-- Information shown --
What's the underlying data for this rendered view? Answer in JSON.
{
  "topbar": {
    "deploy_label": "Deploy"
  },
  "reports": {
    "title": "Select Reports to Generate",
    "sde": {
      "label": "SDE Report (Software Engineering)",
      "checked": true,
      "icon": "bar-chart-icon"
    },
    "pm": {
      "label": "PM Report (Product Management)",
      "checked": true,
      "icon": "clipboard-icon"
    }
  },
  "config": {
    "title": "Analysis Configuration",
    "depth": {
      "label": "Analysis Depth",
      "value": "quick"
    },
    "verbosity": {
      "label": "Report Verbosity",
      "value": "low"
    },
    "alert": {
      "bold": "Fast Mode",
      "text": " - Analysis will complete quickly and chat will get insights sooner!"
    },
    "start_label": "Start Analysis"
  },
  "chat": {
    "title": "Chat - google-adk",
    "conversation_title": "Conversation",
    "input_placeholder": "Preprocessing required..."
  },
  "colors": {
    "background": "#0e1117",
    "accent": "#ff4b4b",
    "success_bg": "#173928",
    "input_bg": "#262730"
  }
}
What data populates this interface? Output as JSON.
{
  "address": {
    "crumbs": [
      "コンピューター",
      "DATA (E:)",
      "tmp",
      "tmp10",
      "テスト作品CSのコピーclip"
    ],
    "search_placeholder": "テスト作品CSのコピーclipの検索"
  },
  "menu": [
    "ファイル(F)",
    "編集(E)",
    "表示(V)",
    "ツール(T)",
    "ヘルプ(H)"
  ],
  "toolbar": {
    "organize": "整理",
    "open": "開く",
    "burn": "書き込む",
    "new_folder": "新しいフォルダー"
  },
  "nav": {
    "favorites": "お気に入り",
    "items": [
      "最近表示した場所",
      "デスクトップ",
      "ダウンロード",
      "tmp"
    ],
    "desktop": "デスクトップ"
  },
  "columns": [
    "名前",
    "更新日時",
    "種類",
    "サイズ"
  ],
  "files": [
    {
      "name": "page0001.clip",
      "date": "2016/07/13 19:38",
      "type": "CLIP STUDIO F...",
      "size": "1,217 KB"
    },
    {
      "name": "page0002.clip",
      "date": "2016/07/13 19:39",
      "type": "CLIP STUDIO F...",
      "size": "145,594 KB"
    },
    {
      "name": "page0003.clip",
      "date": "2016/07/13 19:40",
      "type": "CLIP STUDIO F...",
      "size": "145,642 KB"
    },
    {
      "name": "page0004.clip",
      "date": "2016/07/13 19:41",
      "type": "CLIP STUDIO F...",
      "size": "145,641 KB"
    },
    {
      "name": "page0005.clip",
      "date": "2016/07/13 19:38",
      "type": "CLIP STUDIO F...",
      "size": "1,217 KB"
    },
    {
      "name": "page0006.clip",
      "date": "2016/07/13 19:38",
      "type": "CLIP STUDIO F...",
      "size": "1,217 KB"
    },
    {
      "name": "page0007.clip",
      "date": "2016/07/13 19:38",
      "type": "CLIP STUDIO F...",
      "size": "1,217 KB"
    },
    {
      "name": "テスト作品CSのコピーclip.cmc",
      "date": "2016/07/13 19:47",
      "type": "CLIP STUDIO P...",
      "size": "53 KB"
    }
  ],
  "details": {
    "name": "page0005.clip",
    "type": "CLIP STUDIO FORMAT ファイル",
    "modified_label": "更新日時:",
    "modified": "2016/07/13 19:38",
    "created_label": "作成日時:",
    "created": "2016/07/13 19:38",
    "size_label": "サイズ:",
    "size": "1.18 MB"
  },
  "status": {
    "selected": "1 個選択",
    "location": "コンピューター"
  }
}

-- Requirements --
Write out every record shown above, word for word.

-- Result of this exercise --
What's the underlying data for this rendered view? Answer in JSON.
{
  "topbar": {
    "deploy_label": "Deploy"
  },
  "reports": {
    "title": "Select Reports to Generate",
    "sde": {
      "label": "SDE Report (Software Engineering)",
      "checked": true,
      "icon": "bar-chart-icon"
    },
    "pm": {
      "label": "PM Report (Product Management)",
      "checked": true,
      "icon": "clipboard-icon"
    }
  },
  "config": {
    "title": "Analysis Configuration",
    "depth": {
      "label": "Analysis Depth",
      "value": "quick"
    },
    "verbosity": {
      "label": "Report Verbosity",
      "value": "low"
    },
    "alert": {
      "bold": "Fast Mode",
      "text": " - Analysis will complete quickly and chat will get insights sooner!"
    },
    "start_label": "Start Analysis"
  },
  "chat": {
    "title": "Chat - google-adk",
    "conversation_title": "Conversation",
    "input_placeholder": "Preprocessing required..."
  },
  "colors": {
    "background": "#0e1117",
    "accent": "#ff4b4b",
    "success_bg": "#173928",
    "input_bg": "#262730"
  }
}
What data populates this interface? Output as JSON.
{
  "address": {
    "crumbs": [
      "コンピューター",
      "DATA (E:)",
      "tmp",
      "tmp10",
      "テスト作品CSのコピーclip"
    ],
    "search_placeholder": "テスト作品CSのコピーclipの検索"
  },
  "menu": [
    "ファイル(F)",
    "編集(E)",
    "表示(V)",
    "ツール(T)",
    "ヘルプ(H)"
  ],
  "toolbar": {
    "organize": "整理",
    "open": "開く",
    "burn": "書き込む",
    "new_folder": "新しいフォルダー"
  },
  "nav": {
    "favorites": "お気に入り",
    "items": [
      "最近表示した場所",
      "デスクトップ",
      "ダウンロード",
      "tmp"
    ],
    "desktop": "デスクトップ"
  },
  "columns": [
    "名前",
    "更新日時",
    "種類",
    "サイズ"
  ],
  "files": [
    {
      "name": "page0001.clip",
      "date": "2016/07/13 19:38",
      "type": "CLIP STUDIO F...",
      "size": "1,217 KB"
    },
    {
      "name": "page0002.clip",
      "date": "2016/07/13 19:39",
      "type": "CLIP STUDIO F...",
      "size": "145,594 KB"
    },
    {
      "name": "page0003.clip",
      "date": "2016/07/13 19:40",
      "type": "CLIP STUDIO F...",
      "size": "145,642 KB"
    },
    {
      "name": "page0004.clip",
      "date": "2016/07/13 19:41",
      "type": "CLIP STUDIO F...",
      "size": "145,641 KB"
    },
    {
      "name": "page0005.clip",
      "date": "2016/07/13 19:38",
      "type": "CLIP STUDIO F...",
      "size": "1,217 KB"
    },
    {
      "name": "page0006.clip",
      "date": "2016/07/13 19:38",
      "type": "CLIP STUDIO F...",
      "size": "1,217 KB"
    },
    {
      "name": "page0007.clip",
      "date": "2016/07/13 19:38",
      "type": "CLIP STUDIO F...",
      "size": "1,217 KB"
    },
    {
      "name": "テスト作品CSのコピーclip.cmc",
      "date": "2016/07/13 19:47",
      "type": "CLIP STUDIO P...",
      "size": "53 KB"
    }
  ],
  "details": {
    "name": "page0005.clip",
    "type": "CLIP STUDIO FORMAT ファイル",
    "modified_label": "更新日時:",
    "modified": "2016/07/13 19:38",
    "created_label": "作成日時:",
    "created": "2016/07/13 19:38",
    "size_label": "サイズ:",
    "size": "1.18 MB"
  },
  "status": {
    "selected": "1 個選択",
    "location": "コンピューター"
  }
}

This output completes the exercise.